> [Excerpt]
* start *

### Chap5 Array-Based Sequences

In [1]:
import sys
import pandas as pd
import random
from time import time
import ctypes
from typing import List, TypeVar
Num = TypeVar('Num', int, float)

#### Reinforcement

#### R-5.1
Execute the experiment from Code Fragment 5.1 and compare the results
on your system to those we report in Code Fragment 5.2.

In [2]:
def test_array_1(n=27):
    data = []
    for _ in range(n):
        a = len(data)
        b = sys.getsizeof(data)
        print('Length: {0:3d}; Size in bytes: {1:4d}'.format(a, b))
        data.append(None)

In [3]:
test_array_1()

Length:   0; Size in bytes:   64
Length:   1; Size in bytes:   96
Length:   2; Size in bytes:   96
Length:   3; Size in bytes:   96
Length:   4; Size in bytes:   96
Length:   5; Size in bytes:  128
Length:   6; Size in bytes:  128
Length:   7; Size in bytes:  128
Length:   8; Size in bytes:  128
Length:   9; Size in bytes:  192
Length:  10; Size in bytes:  192
Length:  11; Size in bytes:  192
Length:  12; Size in bytes:  192
Length:  13; Size in bytes:  192
Length:  14; Size in bytes:  192
Length:  15; Size in bytes:  192
Length:  16; Size in bytes:  192
Length:  17; Size in bytes:  264
Length:  18; Size in bytes:  264
Length:  19; Size in bytes:  264
Length:  20; Size in bytes:  264
Length:  21; Size in bytes:  264
Length:  22; Size in bytes:  264
Length:  23; Size in bytes:  264
Length:  24; Size in bytes:  264
Length:  25; Size in bytes:  264
Length:  26; Size in bytes:  344


#### R-5.2
In Code Fragment 5.1, we perform an experiment to compare the length of
a Python list to its underlying memory usage. Determining the sequence
of array sizes requires a manual inspection of the output of that program.
Redesign the experiment so that the program outputs only those values of
k at which the existing capacity is exhausted. For example, on a system
consistent with the results of Code Fragment 5.2, your program should
output that the sequence of array capacities are 0, 4, 8, 16, 25, . . . .

In [4]:
def test_array_2(n=27):
    data = []
    max_size = 0
    for _ in range(n):
        a = len(data)
        b = sys.getsizeof(data)
        # 第一次打印
        if max_size == 0:
            max_size = b
        if b > max_size:
            print('Length: {0:3d}; Size in bytes: {1:4d}'.format(a-1, max_size))
            max_size = b
        data.append(None)

In [5]:
test_array_2()

Length:   0; Size in bytes:   64
Length:   4; Size in bytes:   96
Length:   8; Size in bytes:  128
Length:  16; Size in bytes:  192
Length:  25; Size in bytes:  264


#### R-5.3 
Modify the experiment from Code Fragment 5.1 in order to demonstrate
that Python’s list class occasionally shrinks the size of its underlying array
when elements are popped from a list.

* end *

> [Recorded data]
* start *

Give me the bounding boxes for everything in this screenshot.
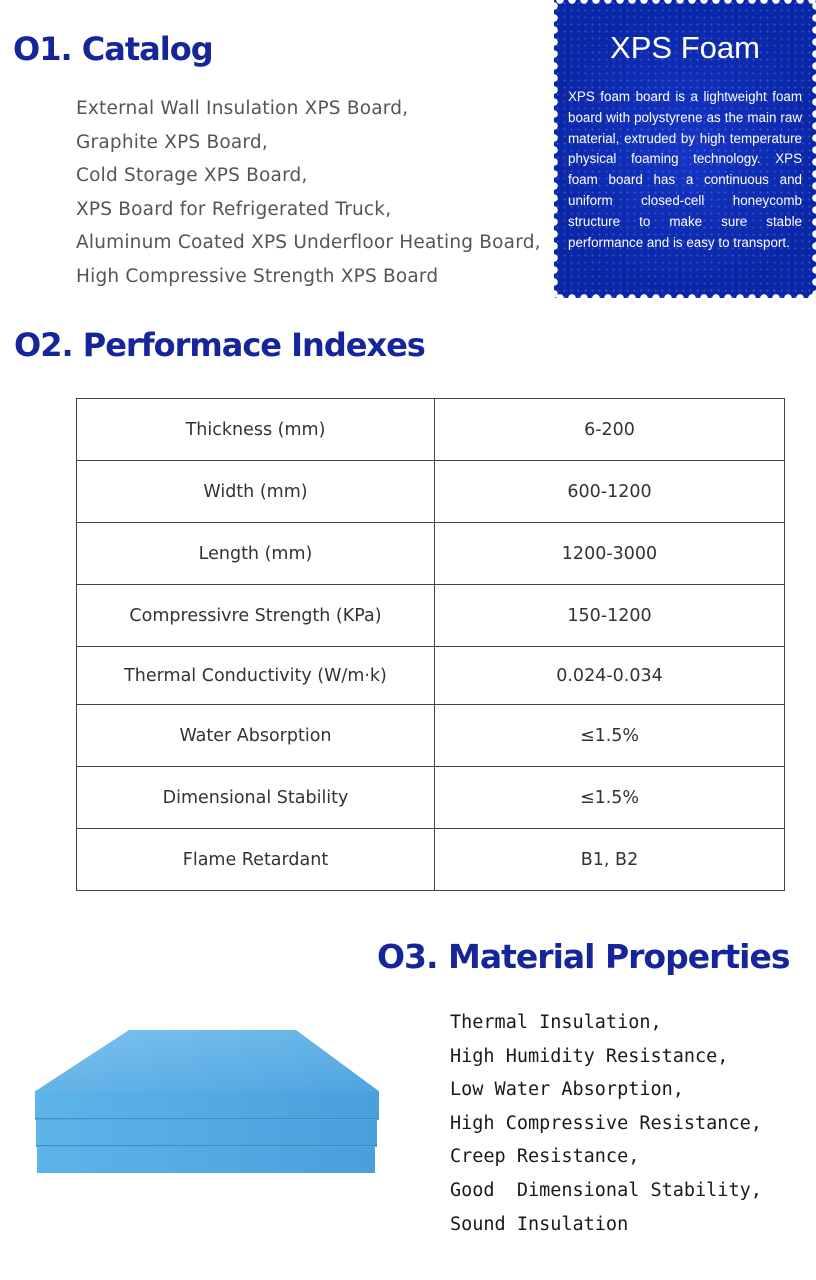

* end *

> [List of tasks]
**A)** Reproduce the passage of the notebook on array-based sequences from "### Chap5 Array-Based" to "TypeVar('Num', int, float)".
**B)** Which modules does the notebook on array-based sequences import?
Base your work only on the notebook on array-based sequences, not on the material.

> [Solutions to the tasks]
**A)**
### Chap5 Array-Based Sequences

In [1]:
import sys
import pandas as pd
import random
from time import time
import ctypes
from typing import List, TypeVar
Num = TypeVar('Num', int, float)

**B)** sys, pandas, random, time, ctypes, typing